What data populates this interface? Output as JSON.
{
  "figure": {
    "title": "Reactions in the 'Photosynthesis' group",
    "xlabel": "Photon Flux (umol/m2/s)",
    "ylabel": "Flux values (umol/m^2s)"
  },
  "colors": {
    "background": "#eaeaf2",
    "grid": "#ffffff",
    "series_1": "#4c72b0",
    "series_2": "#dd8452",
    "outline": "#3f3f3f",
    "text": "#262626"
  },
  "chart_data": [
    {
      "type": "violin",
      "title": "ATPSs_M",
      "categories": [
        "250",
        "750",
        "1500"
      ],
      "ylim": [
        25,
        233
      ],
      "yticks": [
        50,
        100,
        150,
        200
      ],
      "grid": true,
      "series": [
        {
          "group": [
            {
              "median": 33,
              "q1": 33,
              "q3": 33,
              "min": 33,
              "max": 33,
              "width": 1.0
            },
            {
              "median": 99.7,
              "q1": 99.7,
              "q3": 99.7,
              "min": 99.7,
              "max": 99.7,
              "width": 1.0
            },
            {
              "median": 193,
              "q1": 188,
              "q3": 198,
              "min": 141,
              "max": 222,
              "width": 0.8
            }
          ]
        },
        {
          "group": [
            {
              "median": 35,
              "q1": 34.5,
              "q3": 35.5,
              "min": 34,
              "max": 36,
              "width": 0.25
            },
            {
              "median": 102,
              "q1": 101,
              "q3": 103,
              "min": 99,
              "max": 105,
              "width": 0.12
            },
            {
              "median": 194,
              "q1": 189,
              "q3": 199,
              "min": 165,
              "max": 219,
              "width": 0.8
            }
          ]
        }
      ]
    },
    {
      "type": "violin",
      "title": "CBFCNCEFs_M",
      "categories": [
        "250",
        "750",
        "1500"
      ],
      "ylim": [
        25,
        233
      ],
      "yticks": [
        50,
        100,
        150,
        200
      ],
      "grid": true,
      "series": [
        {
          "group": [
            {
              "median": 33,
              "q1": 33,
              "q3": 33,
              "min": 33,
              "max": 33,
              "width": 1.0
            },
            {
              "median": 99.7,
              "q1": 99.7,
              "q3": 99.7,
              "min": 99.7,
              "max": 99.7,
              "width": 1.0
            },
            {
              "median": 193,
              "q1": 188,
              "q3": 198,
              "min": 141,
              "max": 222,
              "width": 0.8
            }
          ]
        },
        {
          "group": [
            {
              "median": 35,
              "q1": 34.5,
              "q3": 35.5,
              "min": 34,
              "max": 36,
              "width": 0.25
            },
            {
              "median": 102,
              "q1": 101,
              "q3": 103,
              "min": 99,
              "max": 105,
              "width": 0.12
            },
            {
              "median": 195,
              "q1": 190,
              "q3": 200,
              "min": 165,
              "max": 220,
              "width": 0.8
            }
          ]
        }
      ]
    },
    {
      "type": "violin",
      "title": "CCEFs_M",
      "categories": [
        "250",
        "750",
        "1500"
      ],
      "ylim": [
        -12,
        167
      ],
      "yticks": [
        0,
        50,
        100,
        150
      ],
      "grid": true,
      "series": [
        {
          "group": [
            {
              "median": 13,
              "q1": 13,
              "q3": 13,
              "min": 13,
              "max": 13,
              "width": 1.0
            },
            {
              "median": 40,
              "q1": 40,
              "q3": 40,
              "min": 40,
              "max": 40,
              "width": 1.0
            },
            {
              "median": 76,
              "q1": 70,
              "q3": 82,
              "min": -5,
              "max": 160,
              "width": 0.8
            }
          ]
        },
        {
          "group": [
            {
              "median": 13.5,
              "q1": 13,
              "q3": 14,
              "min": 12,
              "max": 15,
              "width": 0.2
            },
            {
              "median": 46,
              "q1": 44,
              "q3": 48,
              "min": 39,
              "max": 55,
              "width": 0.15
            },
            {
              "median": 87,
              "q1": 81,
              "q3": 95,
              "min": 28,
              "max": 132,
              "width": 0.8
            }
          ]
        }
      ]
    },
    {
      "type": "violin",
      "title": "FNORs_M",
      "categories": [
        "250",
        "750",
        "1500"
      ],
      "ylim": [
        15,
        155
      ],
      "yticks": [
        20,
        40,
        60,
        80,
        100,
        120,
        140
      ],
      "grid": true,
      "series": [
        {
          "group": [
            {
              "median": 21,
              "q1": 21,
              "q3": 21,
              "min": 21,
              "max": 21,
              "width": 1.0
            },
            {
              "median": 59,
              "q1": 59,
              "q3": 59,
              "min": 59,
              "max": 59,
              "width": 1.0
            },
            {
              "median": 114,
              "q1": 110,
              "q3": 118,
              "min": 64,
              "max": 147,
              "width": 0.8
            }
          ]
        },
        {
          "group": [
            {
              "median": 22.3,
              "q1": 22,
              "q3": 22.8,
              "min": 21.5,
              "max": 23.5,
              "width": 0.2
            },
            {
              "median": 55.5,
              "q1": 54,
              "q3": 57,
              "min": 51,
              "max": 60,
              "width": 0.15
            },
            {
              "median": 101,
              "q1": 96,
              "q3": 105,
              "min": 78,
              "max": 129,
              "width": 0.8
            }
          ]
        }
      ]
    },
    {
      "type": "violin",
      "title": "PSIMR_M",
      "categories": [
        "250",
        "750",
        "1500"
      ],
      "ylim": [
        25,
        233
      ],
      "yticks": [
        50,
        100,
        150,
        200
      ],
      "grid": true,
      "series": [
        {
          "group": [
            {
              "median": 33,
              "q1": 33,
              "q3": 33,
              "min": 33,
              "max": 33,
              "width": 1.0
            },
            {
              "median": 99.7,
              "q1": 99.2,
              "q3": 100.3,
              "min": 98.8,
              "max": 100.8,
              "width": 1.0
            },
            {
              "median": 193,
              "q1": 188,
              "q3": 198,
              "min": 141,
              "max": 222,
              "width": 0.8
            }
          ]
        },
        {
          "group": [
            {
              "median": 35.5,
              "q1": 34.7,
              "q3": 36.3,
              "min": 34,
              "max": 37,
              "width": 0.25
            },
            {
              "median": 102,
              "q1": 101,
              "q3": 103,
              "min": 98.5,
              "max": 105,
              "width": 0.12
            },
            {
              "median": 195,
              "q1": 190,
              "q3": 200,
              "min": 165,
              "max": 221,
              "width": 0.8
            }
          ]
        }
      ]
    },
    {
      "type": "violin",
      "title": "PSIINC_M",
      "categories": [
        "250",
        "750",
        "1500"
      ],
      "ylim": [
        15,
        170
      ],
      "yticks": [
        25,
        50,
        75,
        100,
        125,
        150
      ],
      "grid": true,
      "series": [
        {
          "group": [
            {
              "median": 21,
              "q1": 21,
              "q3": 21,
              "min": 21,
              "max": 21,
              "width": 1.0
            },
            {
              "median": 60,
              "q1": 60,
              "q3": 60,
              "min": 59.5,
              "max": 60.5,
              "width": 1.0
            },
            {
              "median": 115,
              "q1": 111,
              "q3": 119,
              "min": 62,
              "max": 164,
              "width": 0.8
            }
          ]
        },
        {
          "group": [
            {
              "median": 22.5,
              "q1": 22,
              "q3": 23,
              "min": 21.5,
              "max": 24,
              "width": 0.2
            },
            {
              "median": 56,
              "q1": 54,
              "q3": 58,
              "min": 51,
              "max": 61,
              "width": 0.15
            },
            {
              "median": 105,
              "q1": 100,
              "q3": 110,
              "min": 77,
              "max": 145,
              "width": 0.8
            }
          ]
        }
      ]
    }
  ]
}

◆ ◆ ◆ ◆ ◆

_WHAT THE TASK ASKS_
Restate every record exactly, leaving nothing out.

_WRITTEN ANSWER_
What data populates this interface? Output as JSON.
{
  "figure": {
    "title": "Reactions in the 'Photosynthesis' group",
    "xlabel": "Photon Flux (umol/m2/s)",
    "ylabel": "Flux values (umol/m^2s)"
  },
  "colors": {
    "background": "#eaeaf2",
    "grid": "#ffffff",
    "series_1": "#4c72b0",
    "series_2": "#dd8452",
    "outline": "#3f3f3f",
    "text": "#262626"
  },
  "chart_data": [
    {
      "type": "violin",
      "title": "ATPSs_M",
      "categories": [
        "250",
        "750",
        "1500"
      ],
      "ylim": [
        25,
        233
      ],
      "yticks": [
        50,
        100,
        150,
        200
      ],
      "grid": true,
      "series": [
        {
          "group": [
            {
              "median": 33,
              "q1": 33,
              "q3": 33,
              "min": 33,
              "max": 33,
              "width": 1.0
            },
            {
              "median": 99.7,
              "q1": 99.7,
              "q3": 99.7,
              "min": 99.7,
              "max": 99.7,
              "width": 1.0
            },
            {
              "median": 193,
              "q1": 188,
              "q3": 198,
              "min": 141,
              "max": 222,
              "width": 0.8
            }
          ]
        },
        {
          "group": [
            {
              "median": 35,
              "q1": 34.5,
              "q3": 35.5,
              "min": 34,
              "max": 36,
              "width": 0.25
            },
            {
              "median": 102,
              "q1": 101,
              "q3": 103,
              "min": 99,
              "max": 105,
              "width": 0.12
            },
            {
              "median": 194,
              "q1": 189,
              "q3": 199,
              "min": 165,
              "max": 219,
              "width": 0.8
            }
          ]
        }
      ]
    },
    {
      "type": "violin",
      "title": "CBFCNCEFs_M",
      "categories": [
        "250",
        "750",
        "1500"
      ],
      "ylim": [
        25,
        233
      ],
      "yticks": [
        50,
        100,
        150,
        200
      ],
      "grid": true,
      "series": [
        {
          "group": [
            {
              "median": 33,
              "q1": 33,
              "q3": 33,
              "min": 33,
              "max": 33,
              "width": 1.0
            },
            {
              "median": 99.7,
              "q1": 99.7,
              "q3": 99.7,
              "min": 99.7,
              "max": 99.7,
              "width": 1.0
            },
            {
              "median": 193,
              "q1": 188,
              "q3": 198,
              "min": 141,
              "max": 222,
              "width": 0.8
            }
          ]
        },
        {
          "group": [
            {
              "median": 35,
              "q1": 34.5,
              "q3": 35.5,
              "min": 34,
              "max": 36,
              "width": 0.25
            },
            {
              "median": 102,
              "q1": 101,
              "q3": 103,
              "min": 99,
              "max": 105,
              "width": 0.12
            },
            {
              "median": 195,
              "q1": 190,
              "q3": 200,
              "min": 165,
              "max": 220,
              "width": 0.8
            }
          ]
        }
      ]
    },
    {
      "type": "violin",
      "title": "CCEFs_M",
      "categories": [
        "250",
        "750",
        "1500"
      ],
      "ylim": [
        -12,
        167
      ],
      "yticks": [
        0,
        50,
        100,
        150
      ],
      "grid": true,
      "series": [
        {
          "group": [
            {
              "median": 13,
              "q1": 13,
              "q3": 13,
              "min": 13,
              "max": 13,
              "width": 1.0
            },
            {
              "median": 40,
              "q1": 40,
              "q3": 40,
              "min": 40,
              "max": 40,
              "width": 1.0
            },
            {
              "median": 76,
              "q1": 70,
              "q3": 82,
              "min": -5,
              "max": 160,
              "width": 0.8
            }
          ]
        },
        {
          "group": [
            {
              "median": 13.5,
              "q1": 13,
              "q3": 14,
              "min": 12,
              "max": 15,
              "width": 0.2
            },
            {
              "median": 46,
              "q1": 44,
              "q3": 48,
              "min": 39,
              "max": 55,
              "width": 0.15
            },
            {
              "median": 87,
              "q1": 81,
              "q3": 95,
              "min": 28,
              "max": 132,
              "width": 0.8
            }
          ]
        }
      ]
    },
    {
      "type": "violin",
      "title": "FNORs_M",
      "categories": [
        "250",
        "750",
        "1500"
      ],
      "ylim": [
        15,
        155
      ],
      "yticks": [
        20,
        40,
        60,
        80,
        100,
        120,
        140
      ],
      "grid": true,
      "series": [
        {
          "group": [
            {
              "median": 21,
              "q1": 21,
              "q3": 21,
              "min": 21,
              "max": 21,
              "width": 1.0
            },
            {
              "median": 59,
              "q1": 59,
              "q3": 59,
              "min": 59,
              "max": 59,
              "width": 1.0
            },
            {
              "median": 114,
              "q1": 110,
              "q3": 118,
              "min": 64,
              "max": 147,
              "width": 0.8
            }
          ]
        },
        {
          "group": [
            {
              "median": 22.3,
              "q1": 22,
              "q3": 22.8,
              "min": 21.5,
              "max": 23.5,
              "width": 0.2
            },
            {
              "median": 55.5,
              "q1": 54,
              "q3": 57,
              "min": 51,
              "max": 60,
              "width": 0.15
            },
            {
              "median": 101,
              "q1": 96,
              "q3": 105,
              "min": 78,
              "max": 129,
              "width": 0.8
            }
          ]
        }
      ]
    },
    {
      "type": "violin",
      "title": "PSIMR_M",
      "categories": [
        "250",
        "750",
        "1500"
      ],
      "ylim": [
        25,
        233
      ],
      "yticks": [
        50,
        100,
        150,
        200
      ],
      "grid": true,
      "series": [
        {
          "group": [
            {
              "median": 33,
              "q1": 33,
              "q3": 33,
              "min": 33,
              "max": 33,
              "width": 1.0
            },
            {
              "median": 99.7,
              "q1": 99.2,
              "q3": 100.3,
              "min": 98.8,
              "max": 100.8,
              "width": 1.0
            },
            {
              "median": 193,
              "q1": 188,
              "q3": 198,
              "min": 141,
              "max": 222,
              "width": 0.8
            }
          ]
        },
        {
          "group": [
            {
              "median": 35.5,
              "q1": 34.7,
              "q3": 36.3,
              "min": 34,
              "max": 37,
              "width": 0.25
            },
            {
              "median": 102,
              "q1": 101,
              "q3": 103,
              "min": 98.5,
              "max": 105,
              "width": 0.12
            },
            {
              "median": 195,
              "q1": 190,
              "q3": 200,
              "min": 165,
              "max": 221,
              "width": 0.8
            }
          ]
        }
      ]
    },
    {
      "type": "violin",
      "title": "PSIINC_M",
      "categories": [
        "250",
        "750",
        "1500"
      ],
      "ylim": [
        15,
        170
      ],
      "yticks": [
        25,
        50,
        75,
        100,
        125,
        150
      ],
      "grid": true,
      "series": [
        {
          "group": [
            {
              "median": 21,
              "q1": 21,
              "q3": 21,
              "min": 21,
              "max": 21,
              "width": 1.0
            },
            {
              "median": 60,
              "q1": 60,
              "q3": 60,
              "min": 59.5,
              "max": 60.5,
              "width": 1.0
            },
            {
              "median": 115,
              "q1": 111,
              "q3": 119,
              "min": 62,
              "max": 164,
              "width": 0.8
            }
          ]
        },
        {
          "group": [
            {
              "median": 22.5,
              "q1": 22,
              "q3": 23,
              "min": 21.5,
              "max": 24,
              "width": 0.2
            },
            {
              "median": 56,
              "q1": 54,
              "q3": 58,
              "min": 51,
              "max": 61,
              "width": 0.15
            },
            {
              "median": 105,
              "q1": 100,
              "q3": 110,
              "min": 77,
              "max": 145,
              "width": 0.8
            }
          ]
        }
      ]
    }
  ]
}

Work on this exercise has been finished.